### EXERCISE AIM
The records that follow are to be repeated without alteration.

### Saved data entries
═══

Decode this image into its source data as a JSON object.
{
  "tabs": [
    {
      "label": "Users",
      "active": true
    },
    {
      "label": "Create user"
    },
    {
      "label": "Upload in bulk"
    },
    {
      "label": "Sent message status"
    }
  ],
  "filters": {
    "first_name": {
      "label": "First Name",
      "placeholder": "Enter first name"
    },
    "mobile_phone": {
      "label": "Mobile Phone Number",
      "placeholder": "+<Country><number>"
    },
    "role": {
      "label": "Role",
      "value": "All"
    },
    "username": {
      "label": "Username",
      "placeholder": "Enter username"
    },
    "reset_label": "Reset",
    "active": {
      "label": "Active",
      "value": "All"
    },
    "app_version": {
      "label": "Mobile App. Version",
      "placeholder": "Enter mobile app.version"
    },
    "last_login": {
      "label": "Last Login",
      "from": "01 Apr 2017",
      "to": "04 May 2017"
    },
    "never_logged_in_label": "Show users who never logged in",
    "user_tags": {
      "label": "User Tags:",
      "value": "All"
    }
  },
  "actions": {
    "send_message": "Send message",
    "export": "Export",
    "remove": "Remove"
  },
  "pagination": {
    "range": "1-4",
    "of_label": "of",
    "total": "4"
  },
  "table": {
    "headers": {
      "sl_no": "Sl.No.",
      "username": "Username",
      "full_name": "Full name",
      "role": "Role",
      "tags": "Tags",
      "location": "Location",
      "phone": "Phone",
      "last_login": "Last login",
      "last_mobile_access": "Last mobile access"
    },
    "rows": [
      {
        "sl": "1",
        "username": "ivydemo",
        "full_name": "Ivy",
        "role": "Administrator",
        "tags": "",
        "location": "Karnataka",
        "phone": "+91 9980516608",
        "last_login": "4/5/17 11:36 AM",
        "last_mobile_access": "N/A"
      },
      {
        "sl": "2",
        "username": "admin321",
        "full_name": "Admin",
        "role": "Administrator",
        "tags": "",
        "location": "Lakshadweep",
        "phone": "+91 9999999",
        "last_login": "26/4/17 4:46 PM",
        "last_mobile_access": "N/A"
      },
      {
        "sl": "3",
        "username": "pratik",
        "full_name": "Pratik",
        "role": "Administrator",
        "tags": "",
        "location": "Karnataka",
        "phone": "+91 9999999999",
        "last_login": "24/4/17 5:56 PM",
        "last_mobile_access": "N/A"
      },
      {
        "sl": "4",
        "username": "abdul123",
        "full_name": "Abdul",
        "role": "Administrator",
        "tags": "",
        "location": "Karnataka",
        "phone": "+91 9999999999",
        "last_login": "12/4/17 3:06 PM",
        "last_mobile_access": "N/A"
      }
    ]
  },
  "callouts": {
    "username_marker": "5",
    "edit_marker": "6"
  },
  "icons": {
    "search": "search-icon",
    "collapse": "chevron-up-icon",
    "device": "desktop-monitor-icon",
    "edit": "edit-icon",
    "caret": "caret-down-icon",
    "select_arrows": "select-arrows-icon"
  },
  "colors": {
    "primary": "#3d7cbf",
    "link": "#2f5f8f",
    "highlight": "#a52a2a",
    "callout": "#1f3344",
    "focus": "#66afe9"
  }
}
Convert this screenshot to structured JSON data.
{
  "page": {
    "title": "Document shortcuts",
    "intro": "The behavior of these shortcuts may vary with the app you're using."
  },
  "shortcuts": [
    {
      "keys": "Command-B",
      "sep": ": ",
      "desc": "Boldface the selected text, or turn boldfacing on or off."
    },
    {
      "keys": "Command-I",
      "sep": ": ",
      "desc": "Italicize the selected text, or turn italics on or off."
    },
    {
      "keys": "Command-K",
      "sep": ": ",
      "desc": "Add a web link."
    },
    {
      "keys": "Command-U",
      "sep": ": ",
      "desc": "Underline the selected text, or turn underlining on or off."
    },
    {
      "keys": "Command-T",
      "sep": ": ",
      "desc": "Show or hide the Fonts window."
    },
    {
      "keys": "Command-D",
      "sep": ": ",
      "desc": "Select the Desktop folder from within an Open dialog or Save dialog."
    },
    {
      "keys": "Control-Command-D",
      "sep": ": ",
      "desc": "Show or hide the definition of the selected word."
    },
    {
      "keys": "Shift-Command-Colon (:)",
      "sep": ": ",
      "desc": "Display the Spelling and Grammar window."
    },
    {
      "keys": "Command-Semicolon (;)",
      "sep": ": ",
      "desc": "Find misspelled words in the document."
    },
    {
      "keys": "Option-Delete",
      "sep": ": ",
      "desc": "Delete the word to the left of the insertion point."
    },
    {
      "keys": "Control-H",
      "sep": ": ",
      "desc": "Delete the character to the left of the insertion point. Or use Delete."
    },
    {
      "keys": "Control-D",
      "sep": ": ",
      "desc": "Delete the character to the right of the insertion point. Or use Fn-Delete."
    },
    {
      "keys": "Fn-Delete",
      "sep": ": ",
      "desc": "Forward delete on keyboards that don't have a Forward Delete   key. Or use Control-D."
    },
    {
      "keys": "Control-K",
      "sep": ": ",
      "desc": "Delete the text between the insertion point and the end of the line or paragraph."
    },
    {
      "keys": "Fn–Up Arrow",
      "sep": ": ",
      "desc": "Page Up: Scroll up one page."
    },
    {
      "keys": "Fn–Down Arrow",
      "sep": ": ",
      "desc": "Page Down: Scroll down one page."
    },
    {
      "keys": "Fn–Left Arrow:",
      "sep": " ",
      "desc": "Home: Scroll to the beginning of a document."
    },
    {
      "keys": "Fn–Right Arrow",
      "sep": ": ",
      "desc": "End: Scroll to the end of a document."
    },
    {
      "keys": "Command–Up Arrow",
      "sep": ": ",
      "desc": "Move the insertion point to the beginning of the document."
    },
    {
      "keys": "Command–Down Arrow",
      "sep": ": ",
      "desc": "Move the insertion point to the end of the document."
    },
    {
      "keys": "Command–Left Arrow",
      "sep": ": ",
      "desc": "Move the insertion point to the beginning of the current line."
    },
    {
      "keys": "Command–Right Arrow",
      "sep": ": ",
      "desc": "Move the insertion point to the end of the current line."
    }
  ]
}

═══

### EXPECTED OUTPUT
Decode this image into its source data as a JSON object.
{
  "tabs": [
    {
      "label": "Users",
      "active": true
    },
    {
      "label": "Create user"
    },
    {
      "label": "Upload in bulk"
    },
    {
      "label": "Sent message status"
    }
  ],
  "filters": {
    "first_name": {
      "label": "First Name",
      "placeholder": "Enter first name"
    },
    "mobile_phone": {
      "label": "Mobile Phone Number",
      "placeholder": "+<Country><number>"
    },
    "role": {
      "label": "Role",
      "value": "All"
    },
    "username": {
      "label": "Username",
      "placeholder": "Enter username"
    },
    "reset_label": "Reset",
    "active": {
      "label": "Active",
      "value": "All"
    },
    "app_version": {
      "label": "Mobile App. Version",
      "placeholder": "Enter mobile app.version"
    },
    "last_login": {
      "label": "Last Login",
      "from": "01 Apr 2017",
      "to": "04 May 2017"
    },
    "never_logged_in_label": "Show users who never logged in",
    "user_tags": {
      "label": "User Tags:",
      "value": "All"
    }
  },
  "actions": {
    "send_message": "Send message",
    "export": "Export",
    "remove": "Remove"
  },
  "pagination": {
    "range": "1-4",
    "of_label": "of",
    "total": "4"
  },
  "table": {
    "headers": {
      "sl_no": "Sl.No.",
      "username": "Username",
      "full_name": "Full name",
      "role": "Role",
      "tags": "Tags",
      "location": "Location",
      "phone": "Phone",
      "last_login": "Last login",
      "last_mobile_access": "Last mobile access"
    },
    "rows": [
      {
        "sl": "1",
        "username": "ivydemo",
        "full_name": "Ivy",
        "role": "Administrator",
        "tags": "",
        "location": "Karnataka",
        "phone": "+91 9980516608",
        "last_login": "4/5/17 11:36 AM",
        "last_mobile_access": "N/A"
      },
      {
        "sl": "2",
        "username": "admin321",
        "full_name": "Admin",
        "role": "Administrator",
        "tags": "",
        "location": "Lakshadweep",
        "phone": "+91 9999999",
        "last_login": "26/4/17 4:46 PM",
        "last_mobile_access": "N/A"
      },
      {
        "sl": "3",
        "username": "pratik",
        "full_name": "Pratik",
        "role": "Administrator",
        "tags": "",
        "location": "Karnataka",
        "phone": "+91 9999999999",
        "last_login": "24/4/17 5:56 PM",
        "last_mobile_access": "N/A"
      },
      {
        "sl": "4",
        "username": "abdul123",
        "full_name": "Abdul",
        "role": "Administrator",
        "tags": "",
        "location": "Karnataka",
        "phone": "+91 9999999999",
        "last_login": "12/4/17 3:06 PM",
        "last_mobile_access": "N/A"
      }
    ]
  },
  "callouts": {
    "username_marker": "5",
    "edit_marker": "6"
  },
  "icons": {
    "search": "search-icon",
    "collapse": "chevron-up-icon",
    "device": "desktop-monitor-icon",
    "edit": "edit-icon",
    "caret": "caret-down-icon",
    "select_arrows": "select-arrows-icon"
  },
  "colors": {
    "primary": "#3d7cbf",
    "link": "#2f5f8f",
    "highlight": "#a52a2a",
    "callout": "#1f3344",
    "focus": "#66afe9"
  }
}
Convert this screenshot to structured JSON data.
{
  "page": {
    "title": "Document shortcuts",
    "intro": "The behavior of these shortcuts may vary with the app you're using."
  },
  "shortcuts": [
    {
      "keys": "Command-B",
      "sep": ": ",
      "desc": "Boldface the selected text, or turn boldfacing on or off."
    },
    {
      "keys": "Command-I",
      "sep": ": ",
      "desc": "Italicize the selected text, or turn italics on or off."
    },
    {
      "keys": "Command-K",
      "sep": ": ",
      "desc": "Add a web link."
    },
    {
      "keys": "Command-U",
      "sep": ": ",
      "desc": "Underline the selected text, or turn underlining on or off."
    },
    {
      "keys": "Command-T",
      "sep": ": ",
      "desc": "Show or hide the Fonts window."
    },
    {
      "keys": "Command-D",
      "sep": ": ",
      "desc": "Select the Desktop folder from within an Open dialog or Save dialog."
    },
    {
      "keys": "Control-Command-D",
      "sep": ": ",
      "desc": "Show or hide the definition of the selected word."
    },
    {
      "keys": "Shift-Command-Colon (:)",
      "sep": ": ",
      "desc": "Display the Spelling and Grammar window."
    },
    {
      "keys": "Command-Semicolon (;)",
      "sep": ": ",
      "desc": "Find misspelled words in the document."
    },
    {
      "keys": "Option-Delete",
      "sep": ": ",
      "desc": "Delete the word to the left of the insertion point."
    },
    {
      "keys": "Control-H",
      "sep": ": ",
      "desc": "Delete the character to the left of the insertion point. Or use Delete."
    },
    {
      "keys": "Control-D",
      "sep": ": ",
      "desc": "Delete the character to the right of the insertion point. Or use Fn-Delete."
    },
    {
      "keys": "Fn-Delete",
      "sep": ": ",
      "desc": "Forward delete on keyboards that don't have a Forward Delete   key. Or use Control-D."
    },
    {
      "keys": "Control-K",
      "sep": ": ",
      "desc": "Delete the text between the insertion point and the end of the line or paragraph."
    },
    {
      "keys": "Fn–Up Arrow",
      "sep": ": ",
      "desc": "Page Up: Scroll up one page."
    },
    {
      "keys": "Fn–Down Arrow",
      "sep": ": ",
      "desc": "Page Down: Scroll down one page."
    },
    {
      "keys": "Fn–Left Arrow:",
      "sep": " ",
      "desc": "Home: Scroll to the beginning of a document."
    },
    {
      "keys": "Fn–Right Arrow",
      "sep": ": ",
      "desc": "End: Scroll to the end of a document."
    },
    {
      "keys": "Command–Up Arrow",
      "sep": ": ",
      "desc": "Move the insertion point to the beginning of the document."
    },
    {
      "keys": "Command–Down Arrow",
      "sep": ": ",
      "desc": "Move the insertion point to the end of the document."
    },
    {
      "keys": "Command–Left Arrow",
      "sep": ": ",
      "desc": "Move the insertion point to the beginning of the current line."
    },
    {
      "keys": "Command–Right Arrow",
      "sep": ": ",
      "desc": "Move the insertion point to the end of the current line."
    }
  ]
}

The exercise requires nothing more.